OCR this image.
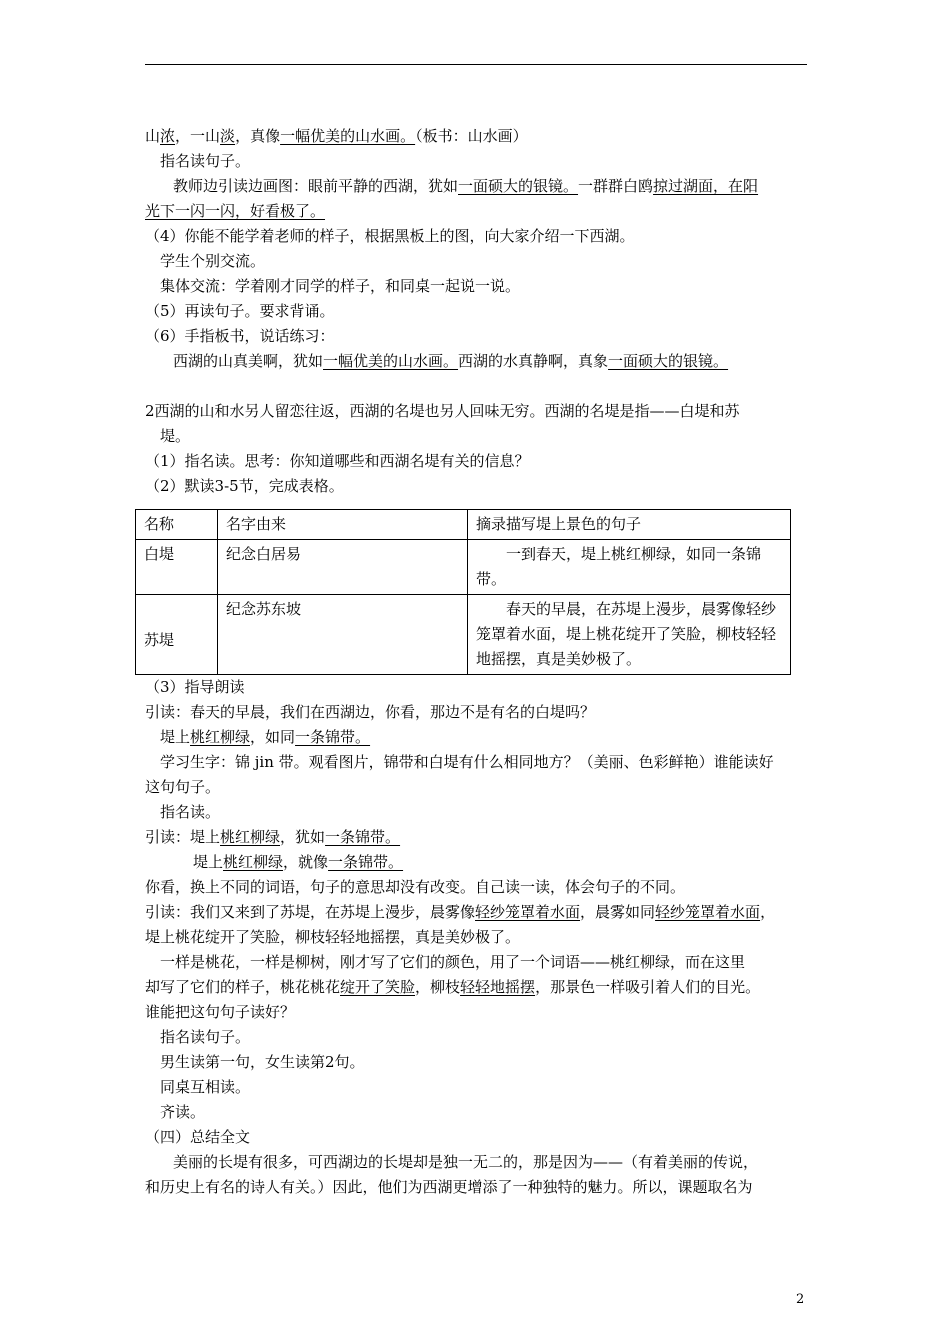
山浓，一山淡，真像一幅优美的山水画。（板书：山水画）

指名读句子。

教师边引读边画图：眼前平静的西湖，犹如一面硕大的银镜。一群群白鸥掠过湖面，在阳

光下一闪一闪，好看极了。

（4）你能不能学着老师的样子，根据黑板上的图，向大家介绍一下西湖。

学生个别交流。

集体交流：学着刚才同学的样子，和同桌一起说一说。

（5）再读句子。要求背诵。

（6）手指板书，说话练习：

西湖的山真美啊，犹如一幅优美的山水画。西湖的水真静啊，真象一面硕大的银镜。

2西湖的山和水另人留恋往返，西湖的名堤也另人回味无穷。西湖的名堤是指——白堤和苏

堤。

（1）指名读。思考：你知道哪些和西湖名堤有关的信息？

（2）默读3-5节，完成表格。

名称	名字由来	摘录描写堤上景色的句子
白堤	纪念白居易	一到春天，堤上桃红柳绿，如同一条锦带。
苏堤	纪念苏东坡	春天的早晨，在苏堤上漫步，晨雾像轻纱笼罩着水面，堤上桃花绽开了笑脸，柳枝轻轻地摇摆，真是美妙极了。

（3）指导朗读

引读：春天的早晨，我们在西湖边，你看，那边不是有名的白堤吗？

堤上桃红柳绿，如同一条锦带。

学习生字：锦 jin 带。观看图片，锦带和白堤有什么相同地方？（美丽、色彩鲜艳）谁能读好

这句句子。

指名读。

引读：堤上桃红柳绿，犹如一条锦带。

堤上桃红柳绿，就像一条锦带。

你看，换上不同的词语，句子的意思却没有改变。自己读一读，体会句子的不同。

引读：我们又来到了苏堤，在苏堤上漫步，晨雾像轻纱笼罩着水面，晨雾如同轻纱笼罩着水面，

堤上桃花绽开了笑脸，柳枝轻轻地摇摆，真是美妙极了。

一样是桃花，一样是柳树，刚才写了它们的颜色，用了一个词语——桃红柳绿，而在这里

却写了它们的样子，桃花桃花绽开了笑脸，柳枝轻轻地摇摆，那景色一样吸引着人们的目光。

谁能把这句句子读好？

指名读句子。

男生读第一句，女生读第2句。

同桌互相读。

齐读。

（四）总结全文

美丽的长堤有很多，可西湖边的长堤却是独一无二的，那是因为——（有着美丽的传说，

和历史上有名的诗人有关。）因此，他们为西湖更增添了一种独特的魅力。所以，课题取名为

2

------------------------------------------------------------------------

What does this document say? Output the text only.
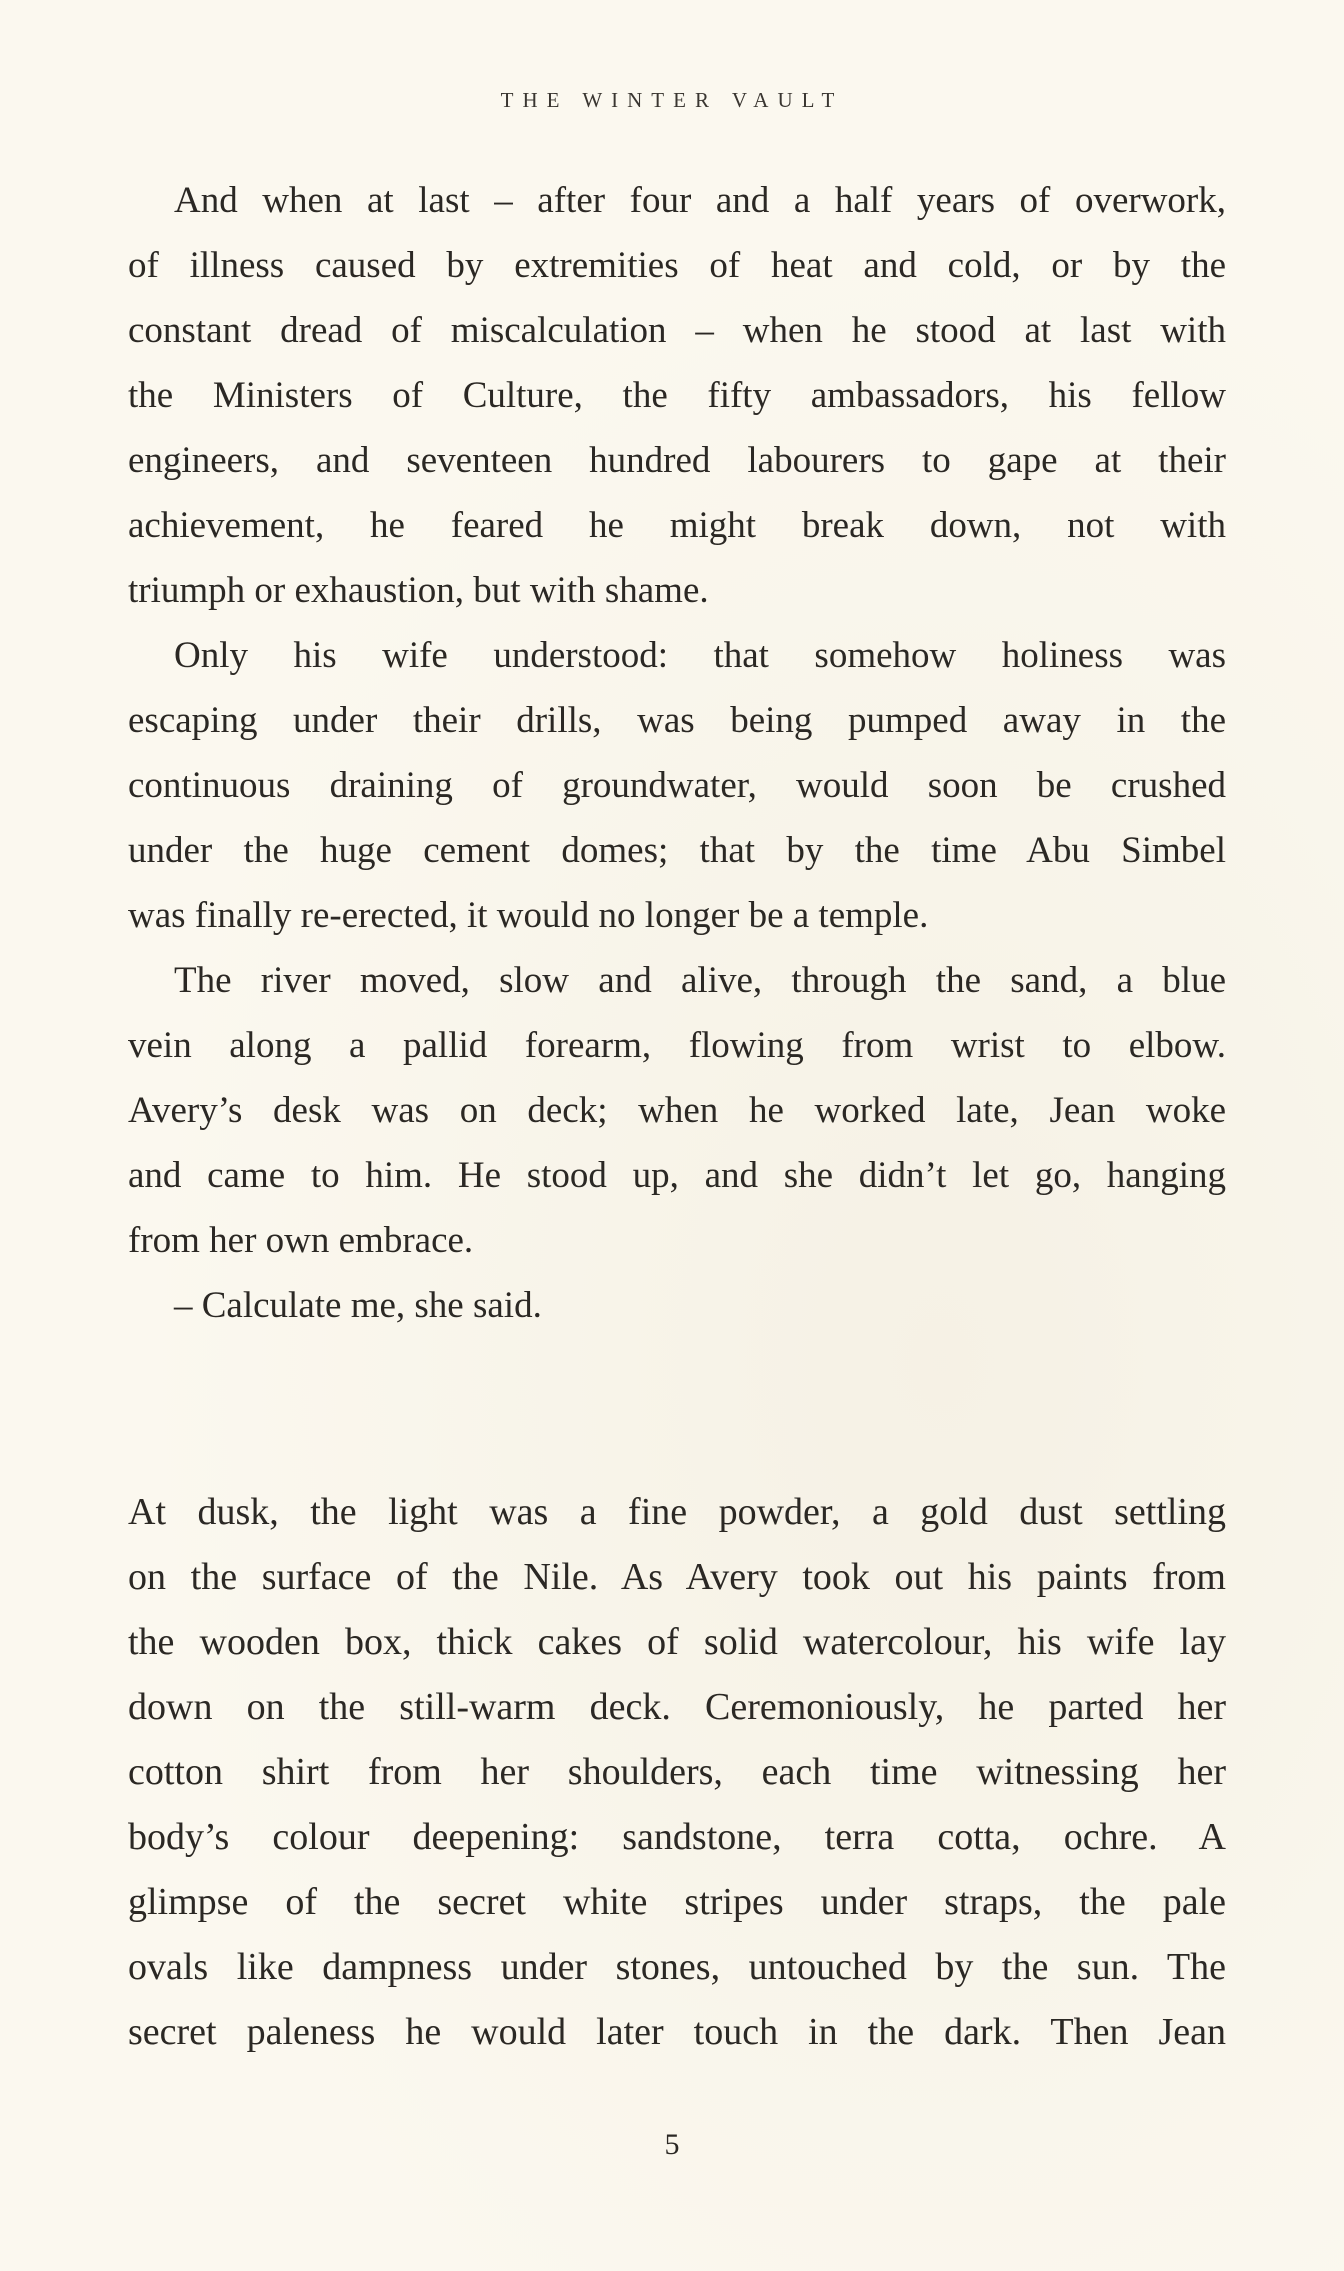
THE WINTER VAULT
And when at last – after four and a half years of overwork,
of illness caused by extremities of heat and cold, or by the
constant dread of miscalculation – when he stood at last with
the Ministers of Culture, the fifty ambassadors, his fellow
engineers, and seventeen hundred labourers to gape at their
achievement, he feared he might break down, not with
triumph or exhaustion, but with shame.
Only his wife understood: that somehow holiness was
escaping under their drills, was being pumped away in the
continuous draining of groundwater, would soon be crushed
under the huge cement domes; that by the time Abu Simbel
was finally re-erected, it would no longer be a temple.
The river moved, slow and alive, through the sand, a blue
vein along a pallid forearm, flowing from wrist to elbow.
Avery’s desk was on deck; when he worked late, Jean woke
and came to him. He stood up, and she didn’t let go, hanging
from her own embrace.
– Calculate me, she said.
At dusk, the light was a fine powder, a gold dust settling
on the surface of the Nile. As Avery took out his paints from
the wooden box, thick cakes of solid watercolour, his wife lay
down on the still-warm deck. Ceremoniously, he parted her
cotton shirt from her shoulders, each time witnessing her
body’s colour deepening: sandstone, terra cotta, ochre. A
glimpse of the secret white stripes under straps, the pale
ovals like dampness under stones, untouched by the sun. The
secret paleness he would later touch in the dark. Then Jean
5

------------------------------------------------------------------------

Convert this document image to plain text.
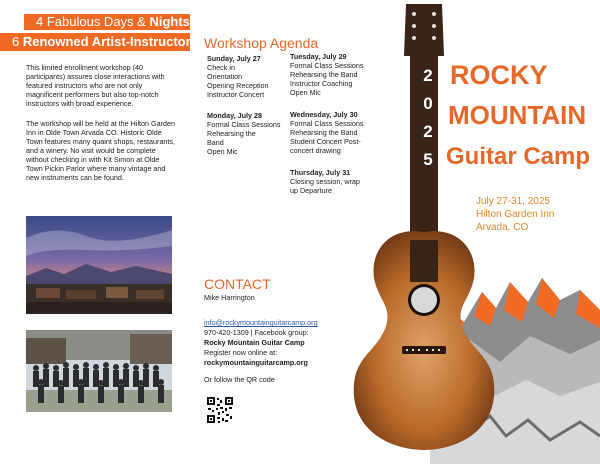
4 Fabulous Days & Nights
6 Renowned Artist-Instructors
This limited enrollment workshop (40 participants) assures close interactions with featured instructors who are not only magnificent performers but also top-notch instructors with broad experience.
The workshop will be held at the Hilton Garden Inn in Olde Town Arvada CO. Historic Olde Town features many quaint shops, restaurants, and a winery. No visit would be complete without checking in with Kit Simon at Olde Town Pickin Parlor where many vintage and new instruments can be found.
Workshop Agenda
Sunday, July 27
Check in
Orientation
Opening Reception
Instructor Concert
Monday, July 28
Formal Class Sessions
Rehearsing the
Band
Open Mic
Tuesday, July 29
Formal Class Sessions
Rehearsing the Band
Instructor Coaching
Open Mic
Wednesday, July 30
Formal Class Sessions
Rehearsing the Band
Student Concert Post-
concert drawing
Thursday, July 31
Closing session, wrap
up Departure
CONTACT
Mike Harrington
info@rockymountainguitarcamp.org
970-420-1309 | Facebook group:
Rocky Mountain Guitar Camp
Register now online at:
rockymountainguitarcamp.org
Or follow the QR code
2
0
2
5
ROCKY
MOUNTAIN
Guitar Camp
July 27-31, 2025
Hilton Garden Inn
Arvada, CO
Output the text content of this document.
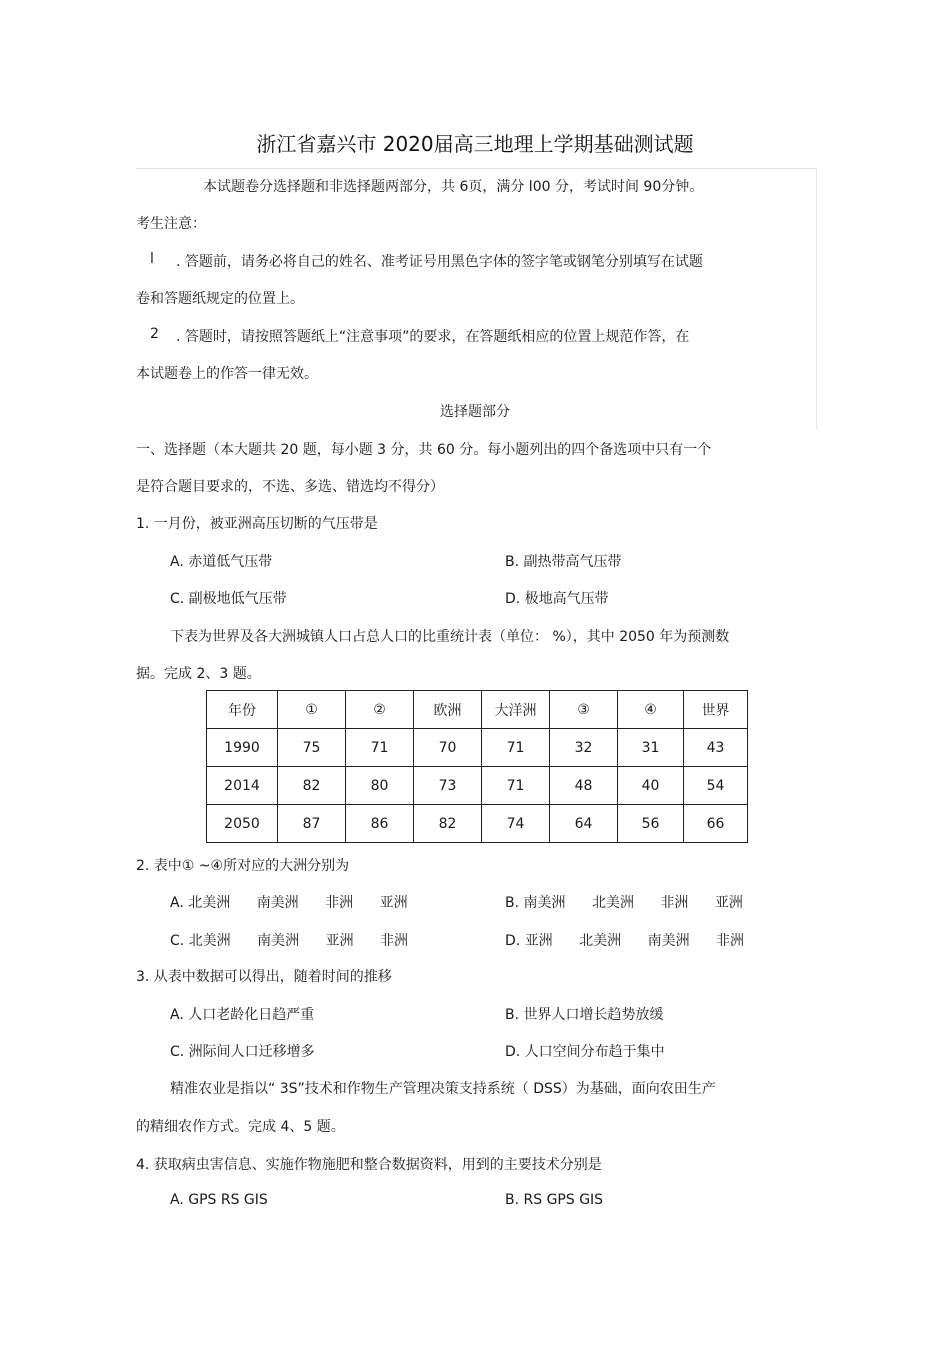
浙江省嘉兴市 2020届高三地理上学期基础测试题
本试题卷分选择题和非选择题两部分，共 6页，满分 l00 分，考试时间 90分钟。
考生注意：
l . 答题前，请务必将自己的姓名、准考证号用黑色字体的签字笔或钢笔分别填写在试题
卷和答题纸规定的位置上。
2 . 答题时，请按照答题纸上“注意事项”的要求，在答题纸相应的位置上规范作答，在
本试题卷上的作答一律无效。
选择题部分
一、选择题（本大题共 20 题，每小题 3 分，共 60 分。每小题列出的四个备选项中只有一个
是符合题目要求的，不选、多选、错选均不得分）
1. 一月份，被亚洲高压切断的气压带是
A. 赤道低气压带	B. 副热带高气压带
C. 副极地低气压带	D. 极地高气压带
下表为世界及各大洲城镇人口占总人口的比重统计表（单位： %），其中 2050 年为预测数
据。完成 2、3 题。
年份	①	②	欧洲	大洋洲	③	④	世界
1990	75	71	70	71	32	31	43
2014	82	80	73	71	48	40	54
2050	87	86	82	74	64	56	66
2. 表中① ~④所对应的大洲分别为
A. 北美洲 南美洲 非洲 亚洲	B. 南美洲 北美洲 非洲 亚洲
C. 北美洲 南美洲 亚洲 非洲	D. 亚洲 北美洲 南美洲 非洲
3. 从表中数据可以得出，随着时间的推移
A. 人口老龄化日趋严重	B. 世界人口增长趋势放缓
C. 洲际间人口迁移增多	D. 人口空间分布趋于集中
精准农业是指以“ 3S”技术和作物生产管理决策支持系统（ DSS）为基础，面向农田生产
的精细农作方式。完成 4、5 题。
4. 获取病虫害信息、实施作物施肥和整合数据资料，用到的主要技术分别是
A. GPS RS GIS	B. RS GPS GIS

------------------------------------------------------------------------

Problem>
Using the records above, select and copy every line that has the word "their".

Reply>
engineers, and seventeen hundred labourers to gape at their
escaping under their drills, was being pumped away in the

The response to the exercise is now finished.